WHAT TO DO
Every line below that mentions the word "阿伏加德罗常数" should be copied out.
━━ DATA FOR PROCESSING
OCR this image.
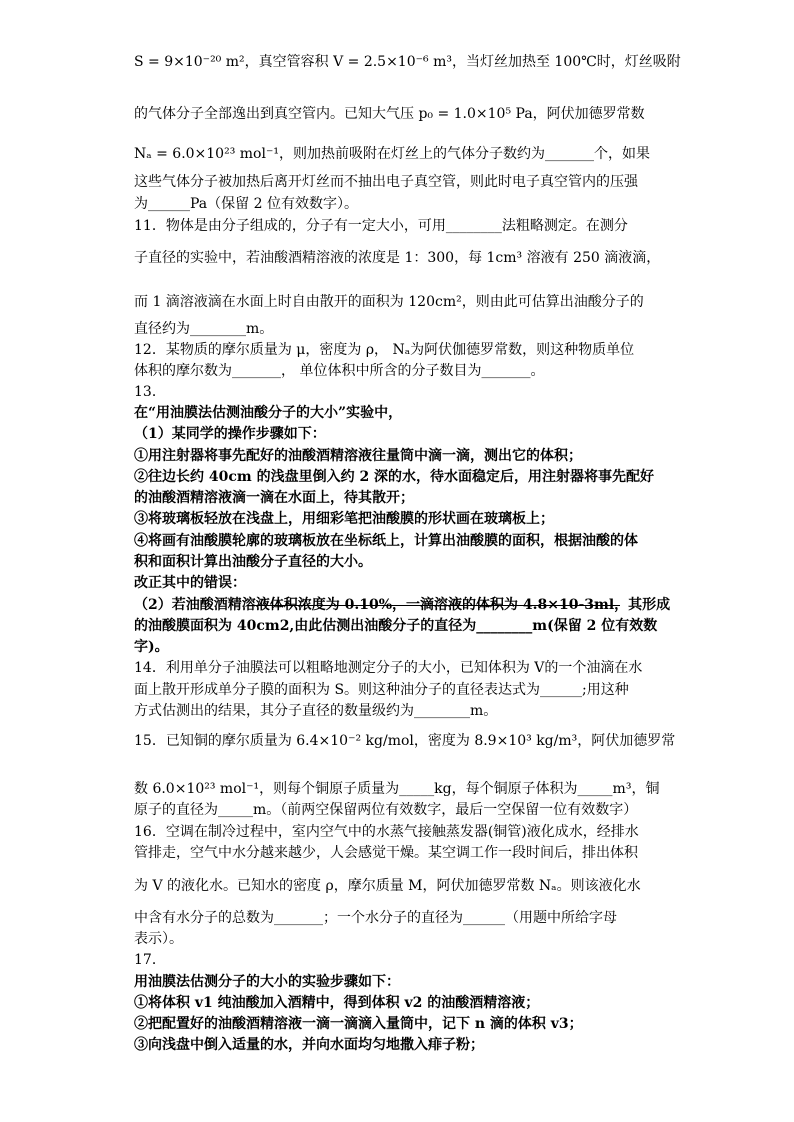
S = 9×10⁻²⁰ m²，真空管容积 V = 2.5×10⁻⁶ m³，当灯丝加热至 100℃时，灯丝吸附
的气体分子全部逸出到真空管内。已知大气压 p₀ = 1.0×10⁵ Pa，阿伏加德罗常数
Nₐ = 6.0×10²³ mol⁻¹，则加热前吸附在灯丝上的气体分子数约为_______个，如果
这些气体分子被加热后离开灯丝而不抽出电子真空管，则此时电子真空管内的压强
为______Pa（保留 2 位有效数字）。
11．物体是由分子组成的，分子有一定大小，可用________法粗略测定。在测分
子直径的实验中，若油酸酒精溶液的浓度是 1：300，每 1cm³ 溶液有 250 滴液滴，
而 1 滴溶液滴在水面上时自由散开的面积为 120cm²，则由此可估算出油酸分子的
直径约为________m。
12．某物质的摩尔质量为 μ，密度为 ρ， Nₐ为阿伏伽德罗常数，则这种物质单位
体积的摩尔数为_______， 单位体积中所含的分子数目为_______。
13．
在“用油膜法估测油酸分子的大小”实验中，
（1）某同学的操作步骤如下：
①用注射器将事先配好的油酸酒精溶液往量筒中滴一滴，测出它的体积；
②往边长约 40cm 的浅盘里倒入约 2 深的水，待水面稳定后，用注射器将事先配好
的油酸酒精溶液滴一滴在水面上，待其散开；
③将玻璃板轻放在浅盘上，用细彩笔把油酸膜的形状画在玻璃板上；
④将画有油酸膜轮廓的玻璃板放在坐标纸上，计算出油酸膜的面积，根据油酸的体
积和面积计算出油酸分子直径的大小。
改正其中的错误：
（2）若油酸酒精溶液体积浓度为 0.10%，一滴溶液的体积为 4.8×10-3ml，其形成
的油酸膜面积为 40cm2,由此估测出油酸分子的直径为________m(保留 2 位有效数
字)。
14．利用单分子油膜法可以粗略地测定分子的大小，已知体积为 V的一个油滴在水
面上散开形成单分子膜的面积为 S。则这种油分子的直径表达式为______;用这种
方式估测出的结果，其分子直径的数量级约为________m。
15．已知铜的摩尔质量为 6.4×10⁻² kg/mol，密度为 8.9×10³ kg/m³，阿伏加德罗常
数 6.0×10²³ mol⁻¹，则每个铜原子质量为_____kg，每个铜原子体积为_____m³，铜
原子的直径为_____m。（前两空保留两位有效数字，最后一空保留一位有效数字）
16．空调在制冷过程中，室内空气中的水蒸气接触蒸发器(铜管)液化成水，经排水
管排走，空气中水分越来越少，人会感觉干燥。某空调工作一段时间后，排出体积
为 V 的液化水。已知水的密度 ρ，摩尔质量 M，阿伏加德罗常数 Nₐ。则该液化水
中含有水分子的总数为_______；一个水分子的直径为______（用题中所给字母
表示）。
17．
用油膜法估测分子的大小的实验步骤如下：
①将体积 v1 纯油酸加入酒精中，得到体积 v2 的油酸酒精溶液；
②把配置好的油酸酒精溶液一滴一滴滴入量筒中，记下 n 滴的体积 v3；
③向浅盘中倒入适量的水，并向水面均匀地撒入痱子粉；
━━━━
FINAL ANSWER
的气体分子全部逸出到真空管内。已知大气压 p₀ = 1.0×10⁵ Pa，阿伏加德罗常数
为 V 的液化水。已知水的密度 ρ，摩尔质量 M，阿伏加德罗常数 Nₐ。则该液化水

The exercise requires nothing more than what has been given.